**Data for this task**

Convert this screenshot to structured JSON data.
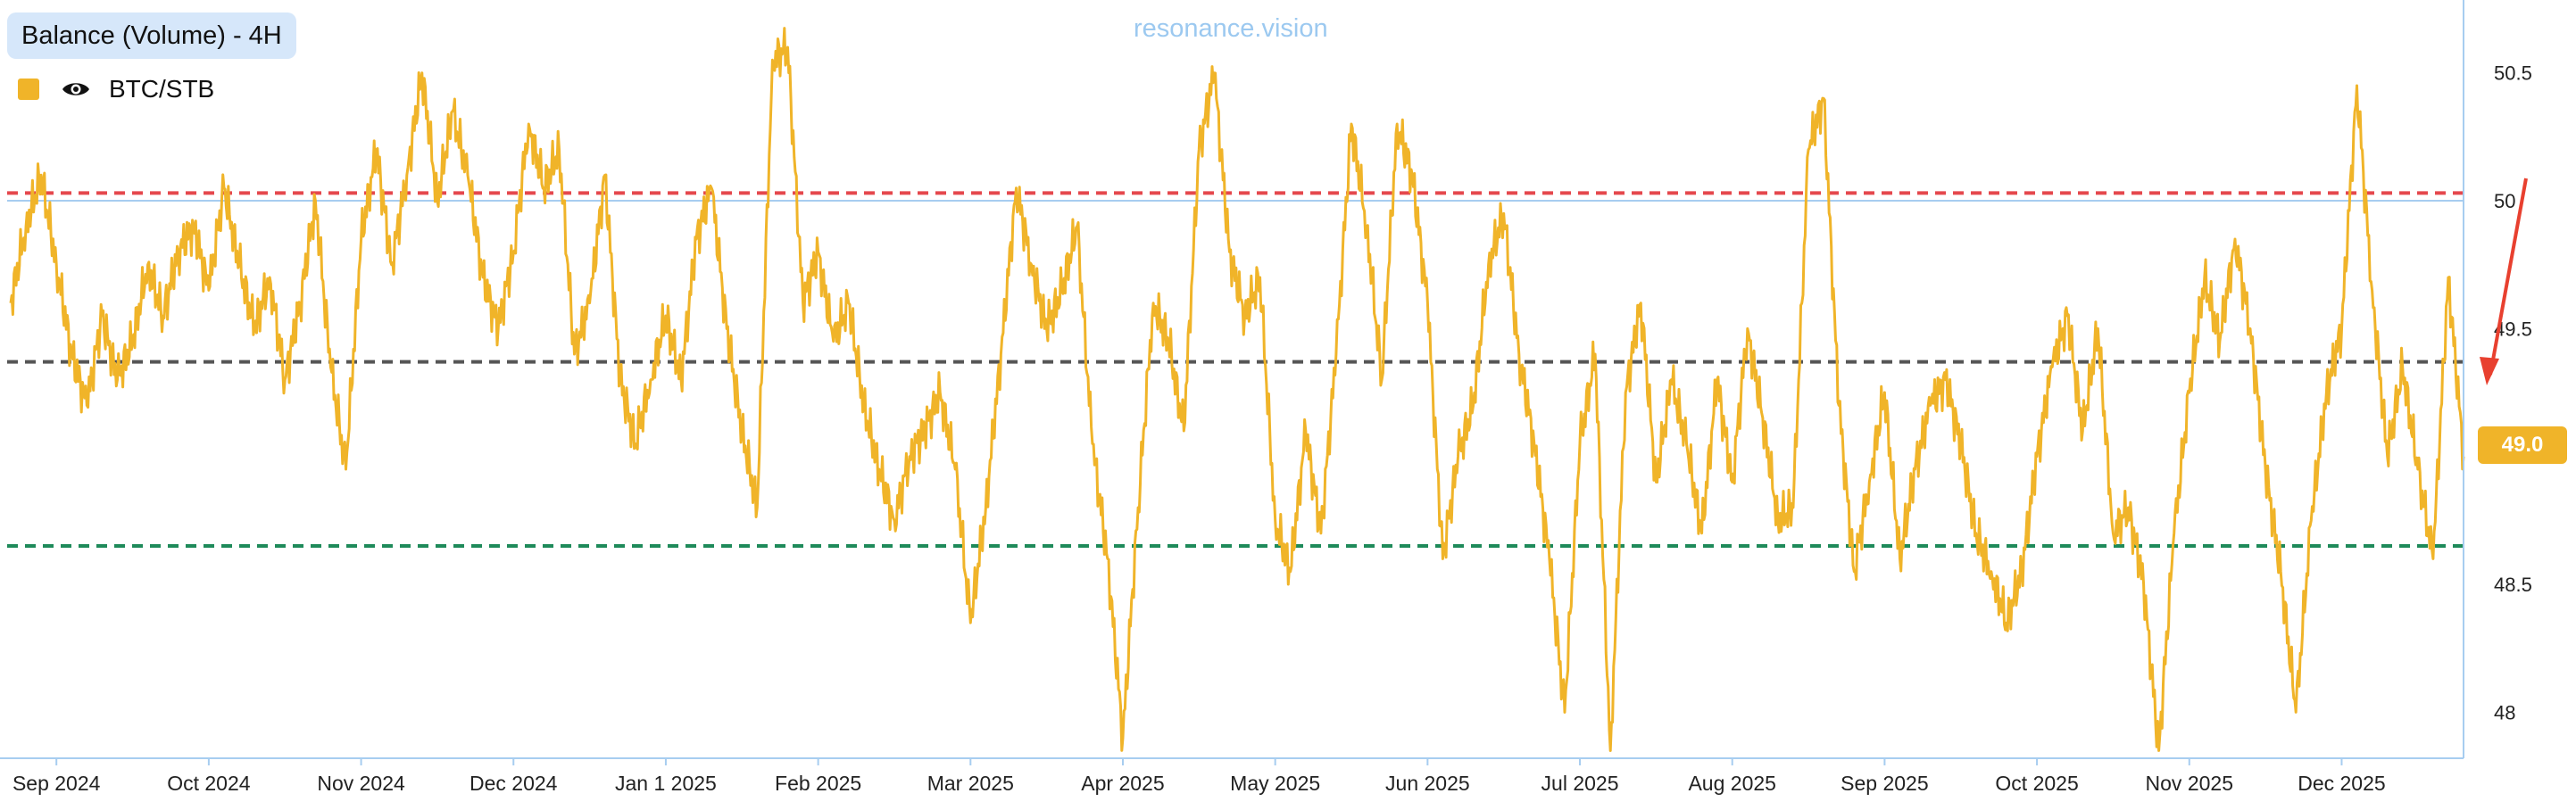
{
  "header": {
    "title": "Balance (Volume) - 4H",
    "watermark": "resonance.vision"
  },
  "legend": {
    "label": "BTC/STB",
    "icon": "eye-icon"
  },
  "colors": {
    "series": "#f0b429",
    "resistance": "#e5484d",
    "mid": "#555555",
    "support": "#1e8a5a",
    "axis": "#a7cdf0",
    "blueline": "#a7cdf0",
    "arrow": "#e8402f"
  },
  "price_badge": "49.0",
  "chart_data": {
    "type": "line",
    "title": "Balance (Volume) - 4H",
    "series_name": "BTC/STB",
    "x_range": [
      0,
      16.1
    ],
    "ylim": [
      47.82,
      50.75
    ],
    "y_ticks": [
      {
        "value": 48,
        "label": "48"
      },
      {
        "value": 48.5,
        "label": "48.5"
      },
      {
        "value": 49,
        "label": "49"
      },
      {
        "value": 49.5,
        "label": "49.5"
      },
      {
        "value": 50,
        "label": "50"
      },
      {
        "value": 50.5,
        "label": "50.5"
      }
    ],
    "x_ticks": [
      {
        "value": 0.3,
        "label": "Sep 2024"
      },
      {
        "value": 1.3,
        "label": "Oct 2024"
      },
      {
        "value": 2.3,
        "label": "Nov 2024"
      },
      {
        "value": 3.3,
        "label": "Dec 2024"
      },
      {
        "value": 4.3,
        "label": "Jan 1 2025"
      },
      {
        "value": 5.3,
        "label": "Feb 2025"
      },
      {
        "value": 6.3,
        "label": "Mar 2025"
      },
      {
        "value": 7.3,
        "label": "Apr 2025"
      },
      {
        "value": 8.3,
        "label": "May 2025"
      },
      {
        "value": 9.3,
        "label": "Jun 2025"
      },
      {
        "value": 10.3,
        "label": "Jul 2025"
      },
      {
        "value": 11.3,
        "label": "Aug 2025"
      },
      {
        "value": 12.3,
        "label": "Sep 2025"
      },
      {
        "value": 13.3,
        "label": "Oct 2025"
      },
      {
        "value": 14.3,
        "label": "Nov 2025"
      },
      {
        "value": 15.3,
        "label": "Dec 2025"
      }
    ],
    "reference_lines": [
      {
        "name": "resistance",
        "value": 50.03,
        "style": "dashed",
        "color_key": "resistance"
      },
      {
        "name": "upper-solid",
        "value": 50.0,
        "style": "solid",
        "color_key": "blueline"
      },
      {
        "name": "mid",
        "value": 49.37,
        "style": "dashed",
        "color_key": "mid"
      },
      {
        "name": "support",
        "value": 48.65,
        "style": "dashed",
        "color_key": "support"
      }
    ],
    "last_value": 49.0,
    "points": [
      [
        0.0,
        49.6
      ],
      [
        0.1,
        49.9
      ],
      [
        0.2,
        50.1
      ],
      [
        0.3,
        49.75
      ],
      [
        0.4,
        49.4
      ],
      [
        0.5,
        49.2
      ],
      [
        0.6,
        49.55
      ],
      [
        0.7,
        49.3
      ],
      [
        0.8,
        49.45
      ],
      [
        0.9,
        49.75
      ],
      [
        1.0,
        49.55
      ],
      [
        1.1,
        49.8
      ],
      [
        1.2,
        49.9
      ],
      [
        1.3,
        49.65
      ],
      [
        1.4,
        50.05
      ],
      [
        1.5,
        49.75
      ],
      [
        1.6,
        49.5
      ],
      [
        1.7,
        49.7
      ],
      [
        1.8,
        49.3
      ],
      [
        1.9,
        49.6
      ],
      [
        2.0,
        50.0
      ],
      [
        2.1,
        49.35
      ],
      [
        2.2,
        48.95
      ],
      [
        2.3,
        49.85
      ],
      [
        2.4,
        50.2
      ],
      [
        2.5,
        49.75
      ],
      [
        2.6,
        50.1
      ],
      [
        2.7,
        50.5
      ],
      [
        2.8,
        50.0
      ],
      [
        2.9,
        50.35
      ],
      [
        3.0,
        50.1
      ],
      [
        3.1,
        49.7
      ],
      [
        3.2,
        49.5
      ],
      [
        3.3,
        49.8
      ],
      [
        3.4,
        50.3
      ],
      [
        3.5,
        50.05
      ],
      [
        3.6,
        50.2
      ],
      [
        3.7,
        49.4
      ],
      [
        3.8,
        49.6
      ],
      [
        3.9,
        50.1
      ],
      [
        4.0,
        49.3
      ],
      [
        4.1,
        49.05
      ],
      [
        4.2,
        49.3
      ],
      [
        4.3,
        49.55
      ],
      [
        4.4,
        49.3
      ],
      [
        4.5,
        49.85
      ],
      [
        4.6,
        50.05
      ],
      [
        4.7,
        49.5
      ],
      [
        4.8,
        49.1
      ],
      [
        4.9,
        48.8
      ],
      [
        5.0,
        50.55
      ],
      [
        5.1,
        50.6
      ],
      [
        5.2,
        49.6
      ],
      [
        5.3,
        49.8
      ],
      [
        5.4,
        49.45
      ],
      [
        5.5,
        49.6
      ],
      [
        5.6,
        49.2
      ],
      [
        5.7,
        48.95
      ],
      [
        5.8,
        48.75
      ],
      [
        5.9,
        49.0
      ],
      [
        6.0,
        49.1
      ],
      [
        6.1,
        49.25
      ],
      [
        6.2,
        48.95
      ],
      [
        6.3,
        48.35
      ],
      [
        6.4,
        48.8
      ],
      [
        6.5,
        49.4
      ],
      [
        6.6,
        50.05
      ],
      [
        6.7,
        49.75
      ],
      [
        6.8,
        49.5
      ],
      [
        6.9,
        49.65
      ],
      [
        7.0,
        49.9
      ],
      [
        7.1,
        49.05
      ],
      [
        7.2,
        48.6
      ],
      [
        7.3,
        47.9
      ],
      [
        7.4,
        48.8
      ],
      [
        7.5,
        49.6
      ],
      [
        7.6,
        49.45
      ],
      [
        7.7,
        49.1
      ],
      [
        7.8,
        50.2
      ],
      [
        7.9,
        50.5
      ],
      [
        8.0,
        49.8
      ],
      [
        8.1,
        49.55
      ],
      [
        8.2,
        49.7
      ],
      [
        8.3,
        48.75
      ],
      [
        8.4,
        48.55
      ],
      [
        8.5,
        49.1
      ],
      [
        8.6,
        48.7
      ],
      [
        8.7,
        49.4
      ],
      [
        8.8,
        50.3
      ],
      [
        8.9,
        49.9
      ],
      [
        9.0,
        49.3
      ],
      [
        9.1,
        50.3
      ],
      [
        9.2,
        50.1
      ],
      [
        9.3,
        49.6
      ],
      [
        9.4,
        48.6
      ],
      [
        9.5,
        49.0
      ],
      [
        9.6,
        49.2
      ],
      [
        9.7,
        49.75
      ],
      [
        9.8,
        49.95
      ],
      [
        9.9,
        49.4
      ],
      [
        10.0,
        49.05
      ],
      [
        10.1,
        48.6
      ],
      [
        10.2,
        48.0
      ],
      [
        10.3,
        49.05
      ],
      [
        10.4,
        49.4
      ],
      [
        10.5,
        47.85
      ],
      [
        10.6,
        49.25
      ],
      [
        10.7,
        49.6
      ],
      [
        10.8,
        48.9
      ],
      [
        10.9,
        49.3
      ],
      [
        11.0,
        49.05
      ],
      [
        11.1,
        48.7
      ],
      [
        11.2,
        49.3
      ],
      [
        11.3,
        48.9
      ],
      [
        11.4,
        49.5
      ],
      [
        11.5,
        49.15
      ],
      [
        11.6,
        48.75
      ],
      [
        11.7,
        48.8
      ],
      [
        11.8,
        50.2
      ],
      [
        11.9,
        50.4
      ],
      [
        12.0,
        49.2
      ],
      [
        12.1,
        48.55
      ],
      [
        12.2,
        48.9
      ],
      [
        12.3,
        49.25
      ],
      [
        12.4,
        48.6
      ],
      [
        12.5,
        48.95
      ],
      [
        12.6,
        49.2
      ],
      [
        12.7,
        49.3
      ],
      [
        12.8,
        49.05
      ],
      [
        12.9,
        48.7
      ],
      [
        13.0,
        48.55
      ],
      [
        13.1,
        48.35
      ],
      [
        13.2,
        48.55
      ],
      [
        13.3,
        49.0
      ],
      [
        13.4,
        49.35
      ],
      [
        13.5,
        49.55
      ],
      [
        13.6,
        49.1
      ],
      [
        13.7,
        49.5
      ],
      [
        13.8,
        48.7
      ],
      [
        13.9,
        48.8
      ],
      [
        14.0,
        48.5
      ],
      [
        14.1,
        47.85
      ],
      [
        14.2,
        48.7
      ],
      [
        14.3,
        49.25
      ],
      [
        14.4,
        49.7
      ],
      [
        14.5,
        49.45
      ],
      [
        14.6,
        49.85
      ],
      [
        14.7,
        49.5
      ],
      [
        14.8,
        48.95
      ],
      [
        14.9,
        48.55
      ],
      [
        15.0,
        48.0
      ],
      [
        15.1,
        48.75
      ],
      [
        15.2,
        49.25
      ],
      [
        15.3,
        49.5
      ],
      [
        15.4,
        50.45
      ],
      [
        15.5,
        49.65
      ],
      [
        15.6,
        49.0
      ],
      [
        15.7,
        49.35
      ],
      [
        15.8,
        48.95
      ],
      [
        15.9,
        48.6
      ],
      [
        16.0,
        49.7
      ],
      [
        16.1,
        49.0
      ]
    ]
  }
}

**Task brief**
Using the records above, say how many lines include the string "blueline". Only the number is wanted.

**Result of the task**
2